-- START Recorded information --
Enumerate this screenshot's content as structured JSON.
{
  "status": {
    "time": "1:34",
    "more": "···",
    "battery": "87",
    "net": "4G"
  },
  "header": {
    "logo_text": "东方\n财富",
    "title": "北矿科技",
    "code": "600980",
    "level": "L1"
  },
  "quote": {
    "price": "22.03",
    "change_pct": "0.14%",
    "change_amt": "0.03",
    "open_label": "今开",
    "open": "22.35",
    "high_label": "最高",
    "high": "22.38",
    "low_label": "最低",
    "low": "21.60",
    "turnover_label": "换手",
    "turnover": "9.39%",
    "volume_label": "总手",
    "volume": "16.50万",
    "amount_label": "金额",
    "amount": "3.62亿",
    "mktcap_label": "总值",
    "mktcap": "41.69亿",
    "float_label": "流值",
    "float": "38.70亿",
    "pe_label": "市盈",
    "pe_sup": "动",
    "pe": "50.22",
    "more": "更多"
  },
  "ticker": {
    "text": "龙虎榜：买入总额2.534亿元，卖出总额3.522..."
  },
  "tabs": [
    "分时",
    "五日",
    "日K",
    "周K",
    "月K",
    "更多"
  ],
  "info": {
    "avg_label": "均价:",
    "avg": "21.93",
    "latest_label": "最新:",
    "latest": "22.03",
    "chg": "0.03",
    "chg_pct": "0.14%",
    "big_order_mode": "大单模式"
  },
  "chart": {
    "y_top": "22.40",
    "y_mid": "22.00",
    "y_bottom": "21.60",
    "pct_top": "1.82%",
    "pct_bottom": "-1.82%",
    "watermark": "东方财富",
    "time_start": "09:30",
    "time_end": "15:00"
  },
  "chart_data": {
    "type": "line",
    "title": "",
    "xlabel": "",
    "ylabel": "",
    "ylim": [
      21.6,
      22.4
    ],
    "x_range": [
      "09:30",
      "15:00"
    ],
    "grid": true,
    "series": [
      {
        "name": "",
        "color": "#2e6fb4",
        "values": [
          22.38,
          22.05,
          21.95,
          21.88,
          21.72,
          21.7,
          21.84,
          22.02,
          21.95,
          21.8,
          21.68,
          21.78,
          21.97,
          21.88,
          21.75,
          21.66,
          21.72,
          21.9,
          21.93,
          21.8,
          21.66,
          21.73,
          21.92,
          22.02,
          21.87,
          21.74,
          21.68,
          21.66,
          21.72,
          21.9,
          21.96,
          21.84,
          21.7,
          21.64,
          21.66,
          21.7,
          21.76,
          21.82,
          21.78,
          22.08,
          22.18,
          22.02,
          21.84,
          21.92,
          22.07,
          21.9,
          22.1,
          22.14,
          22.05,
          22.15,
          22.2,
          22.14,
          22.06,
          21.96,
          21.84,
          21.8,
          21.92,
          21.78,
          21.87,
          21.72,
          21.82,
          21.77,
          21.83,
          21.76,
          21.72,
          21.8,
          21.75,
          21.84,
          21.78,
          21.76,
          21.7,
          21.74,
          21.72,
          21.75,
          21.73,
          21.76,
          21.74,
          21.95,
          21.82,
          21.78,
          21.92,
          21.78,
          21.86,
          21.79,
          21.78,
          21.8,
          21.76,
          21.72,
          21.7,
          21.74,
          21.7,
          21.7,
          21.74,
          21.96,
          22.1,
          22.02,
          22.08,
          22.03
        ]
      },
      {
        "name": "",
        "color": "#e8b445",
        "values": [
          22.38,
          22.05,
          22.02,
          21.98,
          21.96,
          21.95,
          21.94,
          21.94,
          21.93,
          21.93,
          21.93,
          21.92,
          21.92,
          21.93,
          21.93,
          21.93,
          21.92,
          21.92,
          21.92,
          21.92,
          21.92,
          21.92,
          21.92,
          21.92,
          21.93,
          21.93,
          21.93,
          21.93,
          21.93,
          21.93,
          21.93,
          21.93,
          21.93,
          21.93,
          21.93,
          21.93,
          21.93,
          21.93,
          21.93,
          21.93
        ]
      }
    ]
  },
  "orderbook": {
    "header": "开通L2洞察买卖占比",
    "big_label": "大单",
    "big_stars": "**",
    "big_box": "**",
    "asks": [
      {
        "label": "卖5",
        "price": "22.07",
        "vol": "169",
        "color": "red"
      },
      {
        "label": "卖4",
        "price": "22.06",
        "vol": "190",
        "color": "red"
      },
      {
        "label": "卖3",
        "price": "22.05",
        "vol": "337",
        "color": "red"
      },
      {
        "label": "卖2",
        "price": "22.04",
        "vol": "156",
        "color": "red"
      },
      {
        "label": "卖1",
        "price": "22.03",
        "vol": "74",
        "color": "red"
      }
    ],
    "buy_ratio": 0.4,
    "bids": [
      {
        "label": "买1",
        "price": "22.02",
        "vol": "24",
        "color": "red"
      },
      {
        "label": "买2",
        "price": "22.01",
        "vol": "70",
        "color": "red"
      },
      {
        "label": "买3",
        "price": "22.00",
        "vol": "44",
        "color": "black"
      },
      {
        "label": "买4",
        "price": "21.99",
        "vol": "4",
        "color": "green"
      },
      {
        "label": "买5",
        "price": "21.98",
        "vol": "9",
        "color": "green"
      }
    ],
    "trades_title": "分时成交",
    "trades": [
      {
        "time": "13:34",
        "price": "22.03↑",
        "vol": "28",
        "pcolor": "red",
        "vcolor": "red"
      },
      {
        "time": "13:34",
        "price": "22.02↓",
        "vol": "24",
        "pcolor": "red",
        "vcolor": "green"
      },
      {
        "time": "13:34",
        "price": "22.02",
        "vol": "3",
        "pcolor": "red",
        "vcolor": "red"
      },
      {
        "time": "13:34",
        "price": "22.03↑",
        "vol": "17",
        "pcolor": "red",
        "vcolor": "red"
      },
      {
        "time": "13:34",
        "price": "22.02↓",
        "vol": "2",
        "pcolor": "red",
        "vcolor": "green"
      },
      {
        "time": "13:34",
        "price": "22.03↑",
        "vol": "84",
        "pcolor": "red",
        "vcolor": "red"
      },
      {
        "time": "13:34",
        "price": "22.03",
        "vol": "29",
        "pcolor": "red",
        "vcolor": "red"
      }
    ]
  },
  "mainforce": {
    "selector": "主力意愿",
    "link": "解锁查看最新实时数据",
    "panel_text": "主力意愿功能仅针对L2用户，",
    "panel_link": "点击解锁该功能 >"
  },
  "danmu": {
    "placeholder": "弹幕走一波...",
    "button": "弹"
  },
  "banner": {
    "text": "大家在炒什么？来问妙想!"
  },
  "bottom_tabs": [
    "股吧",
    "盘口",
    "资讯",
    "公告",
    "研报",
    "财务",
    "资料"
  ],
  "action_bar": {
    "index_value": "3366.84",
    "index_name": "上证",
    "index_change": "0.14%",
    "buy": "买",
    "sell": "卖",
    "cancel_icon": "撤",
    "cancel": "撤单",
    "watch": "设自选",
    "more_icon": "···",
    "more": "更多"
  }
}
-- END Recorded information --
* What is asked *
Output all of the data above without any alteration.

* Worked answer *
Enumerate this screenshot's content as structured JSON.
{
  "status": {
    "time": "1:34",
    "more": "···",
    "battery": "87",
    "net": "4G"
  },
  "header": {
    "logo_text": "东方\n财富",
    "title": "北矿科技",
    "code": "600980",
    "level": "L1"
  },
  "quote": {
    "price": "22.03",
    "change_pct": "0.14%",
    "change_amt": "0.03",
    "open_label": "今开",
    "open": "22.35",
    "high_label": "最高",
    "high": "22.38",
    "low_label": "最低",
    "low": "21.60",
    "turnover_label": "换手",
    "turnover": "9.39%",
    "volume_label": "总手",
    "volume": "16.50万",
    "amount_label": "金额",
    "amount": "3.62亿",
    "mktcap_label": "总值",
    "mktcap": "41.69亿",
    "float_label": "流值",
    "float": "38.70亿",
    "pe_label": "市盈",
    "pe_sup": "动",
    "pe": "50.22",
    "more": "更多"
  },
  "ticker": {
    "text": "龙虎榜：买入总额2.534亿元，卖出总额3.522..."
  },
  "tabs": [
    "分时",
    "五日",
    "日K",
    "周K",
    "月K",
    "更多"
  ],
  "info": {
    "avg_label": "均价:",
    "avg": "21.93",
    "latest_label": "最新:",
    "latest": "22.03",
    "chg": "0.03",
    "chg_pct": "0.14%",
    "big_order_mode": "大单模式"
  },
  "chart": {
    "y_top": "22.40",
    "y_mid": "22.00",
    "y_bottom": "21.60",
    "pct_top": "1.82%",
    "pct_bottom": "-1.82%",
    "watermark": "东方财富",
    "time_start": "09:30",
    "time_end": "15:00"
  },
  "chart_data": {
    "type": "line",
    "title": "",
    "xlabel": "",
    "ylabel": "",
    "ylim": [
      21.6,
      22.4
    ],
    "x_range": [
      "09:30",
      "15:00"
    ],
    "grid": true,
    "series": [
      {
        "name": "",
        "color": "#2e6fb4",
        "values": [
          22.38,
          22.05,
          21.95,
          21.88,
          21.72,
          21.7,
          21.84,
          22.02,
          21.95,
          21.8,
          21.68,
          21.78,
          21.97,
          21.88,
          21.75,
          21.66,
          21.72,
          21.9,
          21.93,
          21.8,
          21.66,
          21.73,
          21.92,
          22.02,
          21.87,
          21.74,
          21.68,
          21.66,
          21.72,
          21.9,
          21.96,
          21.84,
          21.7,
          21.64,
          21.66,
          21.7,
          21.76,
          21.82,
          21.78,
          22.08,
          22.18,
          22.02,
          21.84,
          21.92,
          22.07,
          21.9,
          22.1,
          22.14,
          22.05,
          22.15,
          22.2,
          22.14,
          22.06,
          21.96,
          21.84,
          21.8,
          21.92,
          21.78,
          21.87,
          21.72,
          21.82,
          21.77,
          21.83,
          21.76,
          21.72,
          21.8,
          21.75,
          21.84,
          21.78,
          21.76,
          21.7,
          21.74,
          21.72,
          21.75,
          21.73,
          21.76,
          21.74,
          21.95,
          21.82,
          21.78,
          21.92,
          21.78,
          21.86,
          21.79,
          21.78,
          21.8,
          21.76,
          21.72,
          21.7,
          21.74,
          21.7,
          21.7,
          21.74,
          21.96,
          22.1,
          22.02,
          22.08,
          22.03
        ]
      },
      {
        "name": "",
        "color": "#e8b445",
        "values": [
          22.38,
          22.05,
          22.02,
          21.98,
          21.96,
          21.95,
          21.94,
          21.94,
          21.93,
          21.93,
          21.93,
          21.92,
          21.92,
          21.93,
          21.93,
          21.93,
          21.92,
          21.92,
          21.92,
          21.92,
          21.92,
          21.92,
          21.92,
          21.92,
          21.93,
          21.93,
          21.93,
          21.93,
          21.93,
          21.93,
          21.93,
          21.93,
          21.93,
          21.93,
          21.93,
          21.93,
          21.93,
          21.93,
          21.93,
          21.93
        ]
      }
    ]
  },
  "orderbook": {
    "header": "开通L2洞察买卖占比",
    "big_label": "大单",
    "big_stars": "**",
    "big_box": "**",
    "asks": [
      {
        "label": "卖5",
        "price": "22.07",
        "vol": "169",
        "color": "red"
      },
      {
        "label": "卖4",
        "price": "22.06",
        "vol": "190",
        "color": "red"
      },
      {
        "label": "卖3",
        "price": "22.05",
        "vol": "337",
        "color": "red"
      },
      {
        "label": "卖2",
        "price": "22.04",
        "vol": "156",
        "color": "red"
      },
      {
        "label": "卖1",
        "price": "22.03",
        "vol": "74",
        "color": "red"
      }
    ],
    "buy_ratio": 0.4,
    "bids": [
      {
        "label": "买1",
        "price": "22.02",
        "vol": "24",
        "color": "red"
      },
      {
        "label": "买2",
        "price": "22.01",
        "vol": "70",
        "color": "red"
      },
      {
        "label": "买3",
        "price": "22.00",
        "vol": "44",
        "color": "black"
      },
      {
        "label": "买4",
        "price": "21.99",
        "vol": "4",
        "color": "green"
      },
      {
        "label": "买5",
        "price": "21.98",
        "vol": "9",
        "color": "green"
      }
    ],
    "trades_title": "分时成交",
    "trades": [
      {
        "time": "13:34",
        "price": "22.03↑",
        "vol": "28",
        "pcolor": "red",
        "vcolor": "red"
      },
      {
        "time": "13:34",
        "price": "22.02↓",
        "vol": "24",
        "pcolor": "red",
        "vcolor": "green"
      },
      {
        "time": "13:34",
        "price": "22.02",
        "vol": "3",
        "pcolor": "red",
        "vcolor": "red"
      },
      {
        "time": "13:34",
        "price": "22.03↑",
        "vol": "17",
        "pcolor": "red",
        "vcolor": "red"
      },
      {
        "time": "13:34",
        "price": "22.02↓",
        "vol": "2",
        "pcolor": "red",
        "vcolor": "green"
      },
      {
        "time": "13:34",
        "price": "22.03↑",
        "vol": "84",
        "pcolor": "red",
        "vcolor": "red"
      },
      {
        "time": "13:34",
        "price": "22.03",
        "vol": "29",
        "pcolor": "red",
        "vcolor": "red"
      }
    ]
  },
  "mainforce": {
    "selector": "主力意愿",
    "link": "解锁查看最新实时数据",
    "panel_text": "主力意愿功能仅针对L2用户，",
    "panel_link": "点击解锁该功能 >"
  },
  "danmu": {
    "placeholder": "弹幕走一波...",
    "button": "弹"
  },
  "banner": {
    "text": "大家在炒什么？来问妙想!"
  },
  "bottom_tabs": [
    "股吧",
    "盘口",
    "资讯",
    "公告",
    "研报",
    "财务",
    "资料"
  ],
  "action_bar": {
    "index_value": "3366.84",
    "index_name": "上证",
    "index_change": "0.14%",
    "buy": "买",
    "sell": "卖",
    "cancel_icon": "撤",
    "cancel": "撤单",
    "watch": "设自选",
    "more_icon": "···",
    "more": "更多"
  }
}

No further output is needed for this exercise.